What to do.
Transcribe the listing below word for word.

Dataset items
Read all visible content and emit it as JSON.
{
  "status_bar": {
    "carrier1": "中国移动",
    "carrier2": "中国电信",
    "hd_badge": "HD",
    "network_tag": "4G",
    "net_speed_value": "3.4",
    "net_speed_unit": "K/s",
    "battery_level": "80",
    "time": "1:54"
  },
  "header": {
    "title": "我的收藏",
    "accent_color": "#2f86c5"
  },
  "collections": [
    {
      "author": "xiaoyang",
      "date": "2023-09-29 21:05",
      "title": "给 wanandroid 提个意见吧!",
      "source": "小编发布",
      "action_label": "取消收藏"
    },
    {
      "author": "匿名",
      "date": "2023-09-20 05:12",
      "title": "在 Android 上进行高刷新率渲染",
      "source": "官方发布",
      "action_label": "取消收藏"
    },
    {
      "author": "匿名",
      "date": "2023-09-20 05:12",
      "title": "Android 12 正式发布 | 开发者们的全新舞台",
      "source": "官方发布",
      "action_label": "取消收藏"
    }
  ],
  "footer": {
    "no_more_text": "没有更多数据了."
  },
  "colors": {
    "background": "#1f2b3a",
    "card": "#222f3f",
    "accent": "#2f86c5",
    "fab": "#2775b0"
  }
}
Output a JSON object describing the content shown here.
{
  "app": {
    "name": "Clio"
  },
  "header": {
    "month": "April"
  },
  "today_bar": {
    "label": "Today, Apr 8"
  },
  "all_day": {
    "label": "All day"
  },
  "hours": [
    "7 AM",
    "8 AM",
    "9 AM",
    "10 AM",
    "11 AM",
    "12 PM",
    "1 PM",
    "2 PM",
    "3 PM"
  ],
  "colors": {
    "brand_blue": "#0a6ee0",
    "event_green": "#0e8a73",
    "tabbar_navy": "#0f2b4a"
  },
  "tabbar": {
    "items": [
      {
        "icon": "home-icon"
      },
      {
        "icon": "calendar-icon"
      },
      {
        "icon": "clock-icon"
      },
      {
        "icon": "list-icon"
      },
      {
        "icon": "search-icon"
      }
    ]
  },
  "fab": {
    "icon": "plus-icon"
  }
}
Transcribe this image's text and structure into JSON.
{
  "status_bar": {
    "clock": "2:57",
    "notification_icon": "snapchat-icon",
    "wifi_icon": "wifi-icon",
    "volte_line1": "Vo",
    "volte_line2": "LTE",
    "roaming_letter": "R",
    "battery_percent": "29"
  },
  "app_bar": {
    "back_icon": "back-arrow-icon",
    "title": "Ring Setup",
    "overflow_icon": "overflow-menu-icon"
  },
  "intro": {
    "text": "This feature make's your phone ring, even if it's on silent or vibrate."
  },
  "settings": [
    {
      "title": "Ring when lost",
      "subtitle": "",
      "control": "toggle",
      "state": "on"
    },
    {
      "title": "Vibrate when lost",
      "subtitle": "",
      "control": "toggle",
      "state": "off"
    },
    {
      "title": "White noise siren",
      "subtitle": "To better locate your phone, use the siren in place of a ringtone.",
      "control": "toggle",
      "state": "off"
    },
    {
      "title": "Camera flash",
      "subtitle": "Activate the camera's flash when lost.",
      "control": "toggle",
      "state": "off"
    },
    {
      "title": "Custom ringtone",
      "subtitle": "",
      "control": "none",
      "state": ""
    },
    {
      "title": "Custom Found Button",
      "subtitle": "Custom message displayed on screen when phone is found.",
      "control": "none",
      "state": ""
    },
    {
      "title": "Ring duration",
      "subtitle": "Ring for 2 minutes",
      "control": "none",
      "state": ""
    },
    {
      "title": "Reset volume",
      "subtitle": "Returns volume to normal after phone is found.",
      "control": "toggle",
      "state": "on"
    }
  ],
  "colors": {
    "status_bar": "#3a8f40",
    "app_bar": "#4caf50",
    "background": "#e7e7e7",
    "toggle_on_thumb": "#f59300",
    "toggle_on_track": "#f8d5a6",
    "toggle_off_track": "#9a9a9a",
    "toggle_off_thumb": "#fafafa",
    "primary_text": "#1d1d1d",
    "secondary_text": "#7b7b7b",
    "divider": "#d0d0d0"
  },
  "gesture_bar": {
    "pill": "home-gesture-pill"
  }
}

Finished exercise.
Read all visible content and emit it as JSON.
{
  "status_bar": {
    "carrier1": "中国移动",
    "carrier2": "中国电信",
    "hd_badge": "HD",
    "network_tag": "4G",
    "net_speed_value": "3.4",
    "net_speed_unit": "K/s",
    "battery_level": "80",
    "time": "1:54"
  },
  "header": {
    "title": "我的收藏",
    "accent_color": "#2f86c5"
  },
  "collections": [
    {
      "author": "xiaoyang",
      "date": "2023-09-29 21:05",
      "title": "给 wanandroid 提个意见吧!",
      "source": "小编发布",
      "action_label": "取消收藏"
    },
    {
      "author": "匿名",
      "date": "2023-09-20 05:12",
      "title": "在 Android 上进行高刷新率渲染",
      "source": "官方发布",
      "action_label": "取消收藏"
    },
    {
      "author": "匿名",
      "date": "2023-09-20 05:12",
      "title": "Android 12 正式发布 | 开发者们的全新舞台",
      "source": "官方发布",
      "action_label": "取消收藏"
    }
  ],
  "footer": {
    "no_more_text": "没有更多数据了."
  },
  "colors": {
    "background": "#1f2b3a",
    "card": "#222f3f",
    "accent": "#2f86c5",
    "fab": "#2775b0"
  }
}
Output a JSON object describing the content shown here.
{
  "app": {
    "name": "Clio"
  },
  "header": {
    "month": "April"
  },
  "today_bar": {
    "label": "Today, Apr 8"
  },
  "all_day": {
    "label": "All day"
  },
  "hours": [
    "7 AM",
    "8 AM",
    "9 AM",
    "10 AM",
    "11 AM",
    "12 PM",
    "1 PM",
    "2 PM",
    "3 PM"
  ],
  "colors": {
    "brand_blue": "#0a6ee0",
    "event_green": "#0e8a73",
    "tabbar_navy": "#0f2b4a"
  },
  "tabbar": {
    "items": [
      {
        "icon": "home-icon"
      },
      {
        "icon": "calendar-icon"
      },
      {
        "icon": "clock-icon"
      },
      {
        "icon": "list-icon"
      },
      {
        "icon": "search-icon"
      }
    ]
  },
  "fab": {
    "icon": "plus-icon"
  }
}
Transcribe this image's text and structure into JSON.
{
  "status_bar": {
    "clock": "2:57",
    "notification_icon": "snapchat-icon",
    "wifi_icon": "wifi-icon",
    "volte_line1": "Vo",
    "volte_line2": "LTE",
    "roaming_letter": "R",
    "battery_percent": "29"
  },
  "app_bar": {
    "back_icon": "back-arrow-icon",
    "title": "Ring Setup",
    "overflow_icon": "overflow-menu-icon"
  },
  "intro": {
    "text": "This feature make's your phone ring, even if it's on silent or vibrate."
  },
  "settings": [
    {
      "title": "Ring when lost",
      "subtitle": "",
      "control": "toggle",
      "state": "on"
    },
    {
      "title": "Vibrate when lost",
      "subtitle": "",
      "control": "toggle",
      "state": "off"
    },
    {
      "title": "White noise siren",
      "subtitle": "To better locate your phone, use the siren in place of a ringtone.",
      "control": "toggle",
      "state": "off"
    },
    {
      "title": "Camera flash",
      "subtitle": "Activate the camera's flash when lost.",
      "control": "toggle",
      "state": "off"
    },
    {
      "title": "Custom ringtone",
      "subtitle": "",
      "control": "none",
      "state": ""
    },
    {
      "title": "Custom Found Button",
      "subtitle": "Custom message displayed on screen when phone is found.",
      "control": "none",
      "state": ""
    },
    {
      "title": "Ring duration",
      "subtitle": "Ring for 2 minutes",
      "control": "none",
      "state": ""
    },
    {
      "title": "Reset volume",
      "subtitle": "Returns volume to normal after phone is found.",
      "control": "toggle",
      "state": "on"
    }
  ],
  "colors": {
    "status_bar": "#3a8f40",
    "app_bar": "#4caf50",
    "background": "#e7e7e7",
    "toggle_on_thumb": "#f59300",
    "toggle_on_track": "#f8d5a6",
    "toggle_off_track": "#9a9a9a",
    "toggle_off_thumb": "#fafafa",
    "primary_text": "#1d1d1d",
    "secondary_text": "#7b7b7b",
    "divider": "#d0d0d0"
  },
  "gesture_bar": {
    "pill": "home-gesture-pill"
  }
}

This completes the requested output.